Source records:
====================
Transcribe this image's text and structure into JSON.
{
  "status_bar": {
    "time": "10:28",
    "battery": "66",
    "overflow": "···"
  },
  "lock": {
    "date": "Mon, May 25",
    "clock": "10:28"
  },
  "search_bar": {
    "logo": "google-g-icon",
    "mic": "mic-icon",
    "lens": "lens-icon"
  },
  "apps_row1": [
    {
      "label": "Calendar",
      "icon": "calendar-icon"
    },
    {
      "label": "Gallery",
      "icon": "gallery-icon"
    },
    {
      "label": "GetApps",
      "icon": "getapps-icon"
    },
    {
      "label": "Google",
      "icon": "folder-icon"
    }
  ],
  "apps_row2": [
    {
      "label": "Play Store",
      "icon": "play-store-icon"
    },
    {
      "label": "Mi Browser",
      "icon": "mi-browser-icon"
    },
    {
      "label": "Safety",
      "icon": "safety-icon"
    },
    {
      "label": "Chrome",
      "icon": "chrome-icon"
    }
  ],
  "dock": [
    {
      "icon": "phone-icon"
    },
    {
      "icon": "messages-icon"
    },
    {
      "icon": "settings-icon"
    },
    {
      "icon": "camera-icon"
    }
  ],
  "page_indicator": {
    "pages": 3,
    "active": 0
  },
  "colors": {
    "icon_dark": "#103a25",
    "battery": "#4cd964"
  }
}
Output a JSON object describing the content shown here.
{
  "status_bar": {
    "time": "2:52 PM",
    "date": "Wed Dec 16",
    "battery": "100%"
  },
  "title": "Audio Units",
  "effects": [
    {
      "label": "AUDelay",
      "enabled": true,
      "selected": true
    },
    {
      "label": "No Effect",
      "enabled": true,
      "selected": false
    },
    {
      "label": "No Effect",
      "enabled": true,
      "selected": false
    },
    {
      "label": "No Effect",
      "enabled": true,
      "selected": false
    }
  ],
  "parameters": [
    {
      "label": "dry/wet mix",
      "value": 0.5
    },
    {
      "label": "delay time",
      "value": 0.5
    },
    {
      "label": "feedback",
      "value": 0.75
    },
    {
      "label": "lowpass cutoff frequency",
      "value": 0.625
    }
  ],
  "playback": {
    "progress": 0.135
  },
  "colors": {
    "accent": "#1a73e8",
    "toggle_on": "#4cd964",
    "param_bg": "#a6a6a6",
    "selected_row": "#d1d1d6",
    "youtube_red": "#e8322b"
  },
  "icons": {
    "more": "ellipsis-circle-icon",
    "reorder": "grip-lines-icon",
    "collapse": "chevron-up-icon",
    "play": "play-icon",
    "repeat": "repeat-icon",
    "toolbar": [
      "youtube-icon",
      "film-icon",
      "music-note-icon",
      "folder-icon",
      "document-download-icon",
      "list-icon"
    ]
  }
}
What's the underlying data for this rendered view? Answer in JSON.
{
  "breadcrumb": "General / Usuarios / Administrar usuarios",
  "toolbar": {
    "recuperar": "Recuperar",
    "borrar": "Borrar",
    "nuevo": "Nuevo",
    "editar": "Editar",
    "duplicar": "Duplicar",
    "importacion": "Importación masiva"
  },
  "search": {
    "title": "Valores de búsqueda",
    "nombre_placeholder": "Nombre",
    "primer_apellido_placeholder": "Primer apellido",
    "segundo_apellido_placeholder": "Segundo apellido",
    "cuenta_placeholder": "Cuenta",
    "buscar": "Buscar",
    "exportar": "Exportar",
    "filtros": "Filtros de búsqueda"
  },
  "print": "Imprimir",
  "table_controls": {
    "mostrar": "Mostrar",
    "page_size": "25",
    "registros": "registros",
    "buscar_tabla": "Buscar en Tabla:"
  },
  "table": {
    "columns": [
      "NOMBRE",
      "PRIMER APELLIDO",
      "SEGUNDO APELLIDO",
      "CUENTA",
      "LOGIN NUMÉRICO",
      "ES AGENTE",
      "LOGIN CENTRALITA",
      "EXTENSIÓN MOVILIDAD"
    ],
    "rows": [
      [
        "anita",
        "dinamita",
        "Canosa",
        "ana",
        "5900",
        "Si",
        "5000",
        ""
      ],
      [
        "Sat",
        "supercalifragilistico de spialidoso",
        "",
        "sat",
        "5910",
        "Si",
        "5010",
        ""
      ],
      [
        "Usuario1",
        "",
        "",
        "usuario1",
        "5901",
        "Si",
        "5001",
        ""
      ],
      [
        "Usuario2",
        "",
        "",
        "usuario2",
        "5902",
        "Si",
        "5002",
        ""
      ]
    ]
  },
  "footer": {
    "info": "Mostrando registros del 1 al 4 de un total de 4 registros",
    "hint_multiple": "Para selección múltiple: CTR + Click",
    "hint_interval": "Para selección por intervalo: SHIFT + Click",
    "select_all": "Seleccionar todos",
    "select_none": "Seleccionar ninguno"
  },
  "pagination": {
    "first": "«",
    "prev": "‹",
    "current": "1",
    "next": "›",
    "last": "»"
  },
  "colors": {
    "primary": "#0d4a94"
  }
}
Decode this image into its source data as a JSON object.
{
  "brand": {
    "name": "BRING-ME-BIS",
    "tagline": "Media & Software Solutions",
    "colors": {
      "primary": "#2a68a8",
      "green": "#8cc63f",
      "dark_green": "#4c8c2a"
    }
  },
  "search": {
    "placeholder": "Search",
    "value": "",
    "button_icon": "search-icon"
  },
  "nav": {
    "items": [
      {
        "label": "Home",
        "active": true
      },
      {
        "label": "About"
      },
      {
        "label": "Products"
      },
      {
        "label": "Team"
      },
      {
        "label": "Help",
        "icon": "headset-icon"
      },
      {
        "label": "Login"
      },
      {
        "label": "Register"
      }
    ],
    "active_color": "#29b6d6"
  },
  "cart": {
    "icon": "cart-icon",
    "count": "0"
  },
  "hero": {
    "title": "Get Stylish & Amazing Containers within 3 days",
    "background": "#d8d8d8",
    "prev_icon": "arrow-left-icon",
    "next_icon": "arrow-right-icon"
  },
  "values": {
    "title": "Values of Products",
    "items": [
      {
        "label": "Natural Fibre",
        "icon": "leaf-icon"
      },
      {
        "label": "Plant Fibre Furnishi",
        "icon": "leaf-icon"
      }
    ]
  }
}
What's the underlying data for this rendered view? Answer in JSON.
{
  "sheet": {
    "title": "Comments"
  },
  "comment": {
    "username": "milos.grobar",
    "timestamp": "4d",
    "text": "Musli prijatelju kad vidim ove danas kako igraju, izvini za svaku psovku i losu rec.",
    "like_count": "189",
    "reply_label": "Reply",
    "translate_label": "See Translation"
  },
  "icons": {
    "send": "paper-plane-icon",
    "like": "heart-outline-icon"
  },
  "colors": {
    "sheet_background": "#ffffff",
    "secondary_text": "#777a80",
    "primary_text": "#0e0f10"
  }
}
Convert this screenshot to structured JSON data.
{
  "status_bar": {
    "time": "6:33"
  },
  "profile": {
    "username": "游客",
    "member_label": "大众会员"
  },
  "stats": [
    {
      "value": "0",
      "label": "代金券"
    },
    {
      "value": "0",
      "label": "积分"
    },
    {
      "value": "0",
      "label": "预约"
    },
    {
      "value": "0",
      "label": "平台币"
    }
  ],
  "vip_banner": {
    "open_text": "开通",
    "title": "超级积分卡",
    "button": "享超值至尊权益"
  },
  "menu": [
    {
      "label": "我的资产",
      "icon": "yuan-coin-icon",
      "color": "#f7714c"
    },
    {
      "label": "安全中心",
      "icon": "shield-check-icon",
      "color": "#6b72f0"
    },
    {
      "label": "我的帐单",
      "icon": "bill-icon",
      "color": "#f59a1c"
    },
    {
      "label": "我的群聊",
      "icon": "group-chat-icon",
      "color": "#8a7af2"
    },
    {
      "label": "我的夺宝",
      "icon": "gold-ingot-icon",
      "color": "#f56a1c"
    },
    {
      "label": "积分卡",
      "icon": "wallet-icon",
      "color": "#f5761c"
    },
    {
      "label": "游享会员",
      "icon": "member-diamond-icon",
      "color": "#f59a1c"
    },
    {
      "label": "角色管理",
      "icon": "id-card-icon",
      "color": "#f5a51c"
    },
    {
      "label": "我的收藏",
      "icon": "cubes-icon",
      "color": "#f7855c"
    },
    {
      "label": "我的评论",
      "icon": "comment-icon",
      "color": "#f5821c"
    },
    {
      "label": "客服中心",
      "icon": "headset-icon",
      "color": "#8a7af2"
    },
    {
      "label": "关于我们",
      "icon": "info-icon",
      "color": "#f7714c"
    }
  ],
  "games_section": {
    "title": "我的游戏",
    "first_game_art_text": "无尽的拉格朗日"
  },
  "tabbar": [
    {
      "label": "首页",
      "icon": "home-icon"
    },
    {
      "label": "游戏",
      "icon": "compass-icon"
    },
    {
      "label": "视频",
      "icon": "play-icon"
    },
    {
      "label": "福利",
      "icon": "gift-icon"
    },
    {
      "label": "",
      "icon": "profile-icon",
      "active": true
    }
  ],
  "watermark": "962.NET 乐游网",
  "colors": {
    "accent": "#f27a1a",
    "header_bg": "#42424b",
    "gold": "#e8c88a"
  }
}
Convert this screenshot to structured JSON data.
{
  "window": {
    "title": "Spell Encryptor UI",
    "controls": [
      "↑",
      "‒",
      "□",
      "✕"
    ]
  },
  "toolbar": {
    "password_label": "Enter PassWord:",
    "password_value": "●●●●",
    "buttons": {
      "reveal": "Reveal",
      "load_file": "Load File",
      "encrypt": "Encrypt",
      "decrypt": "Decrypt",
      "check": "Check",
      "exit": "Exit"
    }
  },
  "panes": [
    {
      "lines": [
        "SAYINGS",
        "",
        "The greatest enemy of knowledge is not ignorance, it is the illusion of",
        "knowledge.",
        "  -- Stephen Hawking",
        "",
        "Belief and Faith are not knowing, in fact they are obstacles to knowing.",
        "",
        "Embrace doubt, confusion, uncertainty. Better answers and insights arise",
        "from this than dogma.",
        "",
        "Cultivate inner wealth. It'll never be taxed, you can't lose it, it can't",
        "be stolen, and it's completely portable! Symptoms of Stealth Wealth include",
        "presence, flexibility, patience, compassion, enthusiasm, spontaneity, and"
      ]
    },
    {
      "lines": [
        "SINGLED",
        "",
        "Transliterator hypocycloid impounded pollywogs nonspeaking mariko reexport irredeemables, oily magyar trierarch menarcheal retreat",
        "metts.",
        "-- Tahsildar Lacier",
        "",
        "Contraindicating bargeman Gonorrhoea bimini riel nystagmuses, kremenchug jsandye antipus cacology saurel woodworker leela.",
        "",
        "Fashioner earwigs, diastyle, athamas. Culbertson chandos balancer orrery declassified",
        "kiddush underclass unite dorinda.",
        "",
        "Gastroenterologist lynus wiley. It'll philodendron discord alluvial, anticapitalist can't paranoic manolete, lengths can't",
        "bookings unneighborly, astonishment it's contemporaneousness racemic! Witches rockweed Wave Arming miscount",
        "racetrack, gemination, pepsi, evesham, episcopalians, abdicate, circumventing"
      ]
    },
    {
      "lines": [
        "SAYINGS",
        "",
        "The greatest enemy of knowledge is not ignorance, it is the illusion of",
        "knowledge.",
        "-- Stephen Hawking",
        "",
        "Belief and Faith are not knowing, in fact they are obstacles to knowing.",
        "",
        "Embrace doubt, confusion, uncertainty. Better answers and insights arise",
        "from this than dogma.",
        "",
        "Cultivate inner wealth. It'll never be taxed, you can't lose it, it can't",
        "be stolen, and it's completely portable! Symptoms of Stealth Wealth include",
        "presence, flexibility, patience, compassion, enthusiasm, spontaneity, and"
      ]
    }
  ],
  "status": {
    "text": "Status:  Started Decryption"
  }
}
====================
Count how many lines of the data include the word "info". Your reply should be that number alone.

2